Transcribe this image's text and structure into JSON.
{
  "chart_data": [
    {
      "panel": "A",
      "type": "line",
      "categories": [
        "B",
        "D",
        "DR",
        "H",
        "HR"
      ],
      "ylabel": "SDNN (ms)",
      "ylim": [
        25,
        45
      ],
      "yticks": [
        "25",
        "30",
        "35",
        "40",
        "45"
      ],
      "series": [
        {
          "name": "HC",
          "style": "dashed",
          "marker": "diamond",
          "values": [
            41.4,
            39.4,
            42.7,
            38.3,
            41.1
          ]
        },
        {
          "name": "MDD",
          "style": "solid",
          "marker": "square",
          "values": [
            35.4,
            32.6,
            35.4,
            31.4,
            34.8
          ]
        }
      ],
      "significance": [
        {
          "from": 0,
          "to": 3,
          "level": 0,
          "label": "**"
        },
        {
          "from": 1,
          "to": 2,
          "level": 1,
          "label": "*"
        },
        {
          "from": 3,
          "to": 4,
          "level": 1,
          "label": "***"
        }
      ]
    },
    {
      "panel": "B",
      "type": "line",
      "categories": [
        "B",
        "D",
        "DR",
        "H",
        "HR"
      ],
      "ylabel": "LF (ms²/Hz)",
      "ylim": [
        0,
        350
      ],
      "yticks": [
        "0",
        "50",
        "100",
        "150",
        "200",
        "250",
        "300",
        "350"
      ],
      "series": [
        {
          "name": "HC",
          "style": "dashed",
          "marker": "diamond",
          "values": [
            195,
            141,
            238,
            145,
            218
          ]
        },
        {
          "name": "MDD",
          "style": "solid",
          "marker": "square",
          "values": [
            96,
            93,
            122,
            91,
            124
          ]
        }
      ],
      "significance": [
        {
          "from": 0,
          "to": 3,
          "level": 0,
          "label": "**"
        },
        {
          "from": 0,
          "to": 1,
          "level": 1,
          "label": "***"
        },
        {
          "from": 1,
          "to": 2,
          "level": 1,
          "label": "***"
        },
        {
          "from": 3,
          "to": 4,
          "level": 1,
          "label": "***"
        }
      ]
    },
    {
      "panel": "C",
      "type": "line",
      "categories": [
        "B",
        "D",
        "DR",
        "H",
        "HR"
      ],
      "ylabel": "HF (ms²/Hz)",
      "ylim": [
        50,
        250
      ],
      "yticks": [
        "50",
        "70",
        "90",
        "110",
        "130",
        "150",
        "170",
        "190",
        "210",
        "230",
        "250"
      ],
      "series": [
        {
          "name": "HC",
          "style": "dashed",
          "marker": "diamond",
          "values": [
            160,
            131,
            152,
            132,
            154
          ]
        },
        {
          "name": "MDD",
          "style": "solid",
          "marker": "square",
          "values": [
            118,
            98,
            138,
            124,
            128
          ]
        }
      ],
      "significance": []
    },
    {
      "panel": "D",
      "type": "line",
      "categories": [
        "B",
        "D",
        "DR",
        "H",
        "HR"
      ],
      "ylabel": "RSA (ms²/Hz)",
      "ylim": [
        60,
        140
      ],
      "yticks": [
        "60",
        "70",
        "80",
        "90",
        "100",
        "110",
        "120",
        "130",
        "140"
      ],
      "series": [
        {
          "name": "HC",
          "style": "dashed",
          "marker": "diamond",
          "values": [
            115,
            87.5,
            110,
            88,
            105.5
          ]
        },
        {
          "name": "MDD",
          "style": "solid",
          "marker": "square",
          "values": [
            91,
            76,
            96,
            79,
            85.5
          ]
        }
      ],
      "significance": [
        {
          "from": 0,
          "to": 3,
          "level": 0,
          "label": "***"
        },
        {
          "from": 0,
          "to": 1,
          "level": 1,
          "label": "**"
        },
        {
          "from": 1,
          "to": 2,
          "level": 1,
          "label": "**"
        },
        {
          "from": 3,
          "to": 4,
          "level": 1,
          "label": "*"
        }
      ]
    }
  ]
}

■ **Your objective**: Write out the entries above word for word.

■ **Task solution**:
Transcribe this image's text and structure into JSON.
{
  "chart_data": [
    {
      "panel": "A",
      "type": "line",
      "categories": [
        "B",
        "D",
        "DR",
        "H",
        "HR"
      ],
      "ylabel": "SDNN (ms)",
      "ylim": [
        25,
        45
      ],
      "yticks": [
        "25",
        "30",
        "35",
        "40",
        "45"
      ],
      "series": [
        {
          "name": "HC",
          "style": "dashed",
          "marker": "diamond",
          "values": [
            41.4,
            39.4,
            42.7,
            38.3,
            41.1
          ]
        },
        {
          "name": "MDD",
          "style": "solid",
          "marker": "square",
          "values": [
            35.4,
            32.6,
            35.4,
            31.4,
            34.8
          ]
        }
      ],
      "significance": [
        {
          "from": 0,
          "to": 3,
          "level": 0,
          "label": "**"
        },
        {
          "from": 1,
          "to": 2,
          "level": 1,
          "label": "*"
        },
        {
          "from": 3,
          "to": 4,
          "level": 1,
          "label": "***"
        }
      ]
    },
    {
      "panel": "B",
      "type": "line",
      "categories": [
        "B",
        "D",
        "DR",
        "H",
        "HR"
      ],
      "ylabel": "LF (ms²/Hz)",
      "ylim": [
        0,
        350
      ],
      "yticks": [
        "0",
        "50",
        "100",
        "150",
        "200",
        "250",
        "300",
        "350"
      ],
      "series": [
        {
          "name": "HC",
          "style": "dashed",
          "marker": "diamond",
          "values": [
            195,
            141,
            238,
            145,
            218
          ]
        },
        {
          "name": "MDD",
          "style": "solid",
          "marker": "square",
          "values": [
            96,
            93,
            122,
            91,
            124
          ]
        }
      ],
      "significance": [
        {
          "from": 0,
          "to": 3,
          "level": 0,
          "label": "**"
        },
        {
          "from": 0,
          "to": 1,
          "level": 1,
          "label": "***"
        },
        {
          "from": 1,
          "to": 2,
          "level": 1,
          "label": "***"
        },
        {
          "from": 3,
          "to": 4,
          "level": 1,
          "label": "***"
        }
      ]
    },
    {
      "panel": "C",
      "type": "line",
      "categories": [
        "B",
        "D",
        "DR",
        "H",
        "HR"
      ],
      "ylabel": "HF (ms²/Hz)",
      "ylim": [
        50,
        250
      ],
      "yticks": [
        "50",
        "70",
        "90",
        "110",
        "130",
        "150",
        "170",
        "190",
        "210",
        "230",
        "250"
      ],
      "series": [
        {
          "name": "HC",
          "style": "dashed",
          "marker": "diamond",
          "values": [
            160,
            131,
            152,
            132,
            154
          ]
        },
        {
          "name": "MDD",
          "style": "solid",
          "marker": "square",
          "values": [
            118,
            98,
            138,
            124,
            128
          ]
        }
      ],
      "significance": []
    },
    {
      "panel": "D",
      "type": "line",
      "categories": [
        "B",
        "D",
        "DR",
        "H",
        "HR"
      ],
      "ylabel": "RSA (ms²/Hz)",
      "ylim": [
        60,
        140
      ],
      "yticks": [
        "60",
        "70",
        "80",
        "90",
        "100",
        "110",
        "120",
        "130",
        "140"
      ],
      "series": [
        {
          "name": "HC",
          "style": "dashed",
          "marker": "diamond",
          "values": [
            115,
            87.5,
            110,
            88,
            105.5
          ]
        },
        {
          "name": "MDD",
          "style": "solid",
          "marker": "square",
          "values": [
            91,
            76,
            96,
            79,
            85.5
          ]
        }
      ],
      "significance": [
        {
          "from": 0,
          "to": 3,
          "level": 0,
          "label": "***"
        },
        {
          "from": 0,
          "to": 1,
          "level": 1,
          "label": "**"
        },
        {
          "from": 1,
          "to": 2,
          "level": 1,
          "label": "**"
        },
        {
          "from": 3,
          "to": 4,
          "level": 1,
          "label": "*"
        }
      ]
    }
  ]
}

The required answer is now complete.